THE TASK → Each entry below should be echoed exactly, with pictures omitted.

SOURCE RECORDS →
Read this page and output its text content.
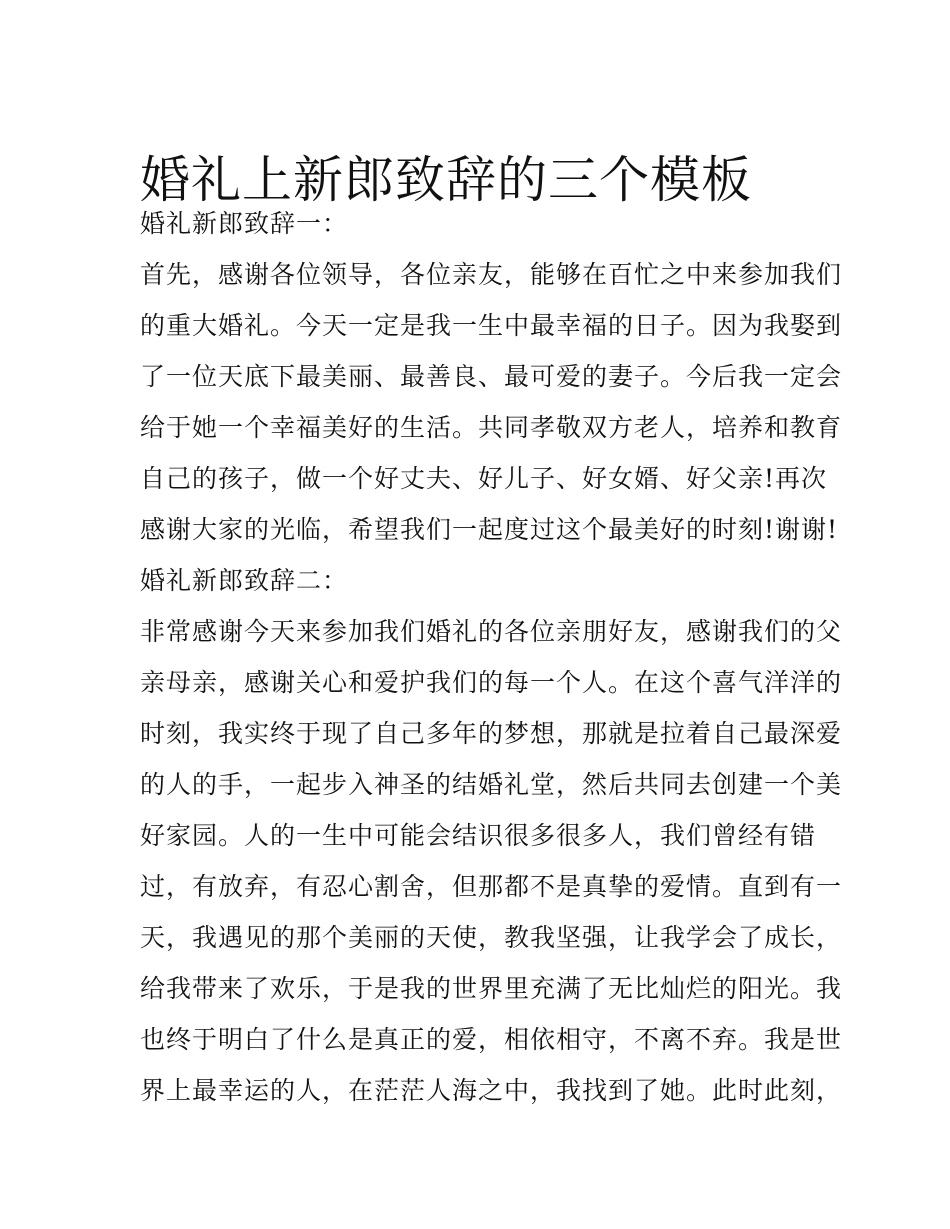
婚礼上新郎致辞的三个模板
婚礼新郎致辞一：
首先，感谢各位领导，各位亲友，能够在百忙之中来参加我们
的重大婚礼。今天一定是我一生中最幸福的日子。因为我娶到
了一位天底下最美丽、最善良、最可爱的妻子。今后我一定会
给于她一个幸福美好的生活。共同孝敬双方老人，培养和教育
自己的孩子，做一个好丈夫、好儿子、好女婿、好父亲!再次
感谢大家的光临，希望我们一起度过这个最美好的时刻!谢谢!
婚礼新郎致辞二：
非常感谢今天来参加我们婚礼的各位亲朋好友，感谢我们的父
亲母亲，感谢关心和爱护我们的每一个人。在这个喜气洋洋的
时刻，我实终于现了自己多年的梦想，那就是拉着自己最深爱
的人的手，一起步入神圣的结婚礼堂，然后共同去创建一个美
好家园。人的一生中可能会结识很多很多人，我们曾经有错
过，有放弃，有忍心割舍，但那都不是真挚的爱情。直到有一
天，我遇见的那个美丽的天使，教我坚强，让我学会了成长，
给我带来了欢乐，于是我的世界里充满了无比灿烂的阳光。我
也终于明白了什么是真正的爱，相依相守，不离不弃。我是世
界上最幸运的人，在茫茫人海之中，我找到了她。此时此刻，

REPLY TO THE EXERCISE →
Read this page and output its text content.
婚礼上新郎致辞的三个模板
婚礼新郎致辞一：
首先，感谢各位领导，各位亲友，能够在百忙之中来参加我们
的重大婚礼。今天一定是我一生中最幸福的日子。因为我娶到
了一位天底下最美丽、最善良、最可爱的妻子。今后我一定会
给于她一个幸福美好的生活。共同孝敬双方老人，培养和教育
自己的孩子，做一个好丈夫、好儿子、好女婿、好父亲!再次
感谢大家的光临，希望我们一起度过这个最美好的时刻!谢谢!
婚礼新郎致辞二：
非常感谢今天来参加我们婚礼的各位亲朋好友，感谢我们的父
亲母亲，感谢关心和爱护我们的每一个人。在这个喜气洋洋的
时刻，我实终于现了自己多年的梦想，那就是拉着自己最深爱
的人的手，一起步入神圣的结婚礼堂，然后共同去创建一个美
好家园。人的一生中可能会结识很多很多人，我们曾经有错
过，有放弃，有忍心割舍，但那都不是真挚的爱情。直到有一
天，我遇见的那个美丽的天使，教我坚强，让我学会了成长，
给我带来了欢乐，于是我的世界里充满了无比灿烂的阳光。我
也终于明白了什么是真正的爱，相依相守，不离不弃。我是世
界上最幸运的人，在茫茫人海之中，我找到了她。此时此刻，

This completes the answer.